◆ **Directive**:
Reproduce all of the material word for word.

◆ **Records shown**:
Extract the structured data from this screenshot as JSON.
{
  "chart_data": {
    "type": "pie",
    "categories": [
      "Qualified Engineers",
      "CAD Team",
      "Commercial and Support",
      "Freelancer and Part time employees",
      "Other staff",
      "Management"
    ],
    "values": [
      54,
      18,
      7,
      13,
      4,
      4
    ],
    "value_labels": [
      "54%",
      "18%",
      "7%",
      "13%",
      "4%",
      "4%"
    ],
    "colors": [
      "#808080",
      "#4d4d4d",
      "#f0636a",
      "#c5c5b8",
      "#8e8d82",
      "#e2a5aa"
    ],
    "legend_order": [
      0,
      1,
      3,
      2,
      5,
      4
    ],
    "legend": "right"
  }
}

◆ **Solved exercise**:
Extract the structured data from this screenshot as JSON.
{
  "chart_data": {
    "type": "pie",
    "categories": [
      "Qualified Engineers",
      "CAD Team",
      "Commercial and Support",
      "Freelancer and Part time employees",
      "Other staff",
      "Management"
    ],
    "values": [
      54,
      18,
      7,
      13,
      4,
      4
    ],
    "value_labels": [
      "54%",
      "18%",
      "7%",
      "13%",
      "4%",
      "4%"
    ],
    "colors": [
      "#808080",
      "#4d4d4d",
      "#f0636a",
      "#c5c5b8",
      "#8e8d82",
      "#e2a5aa"
    ],
    "legend_order": [
      0,
      1,
      3,
      2,
      5,
      4
    ],
    "legend": "right"
  }
}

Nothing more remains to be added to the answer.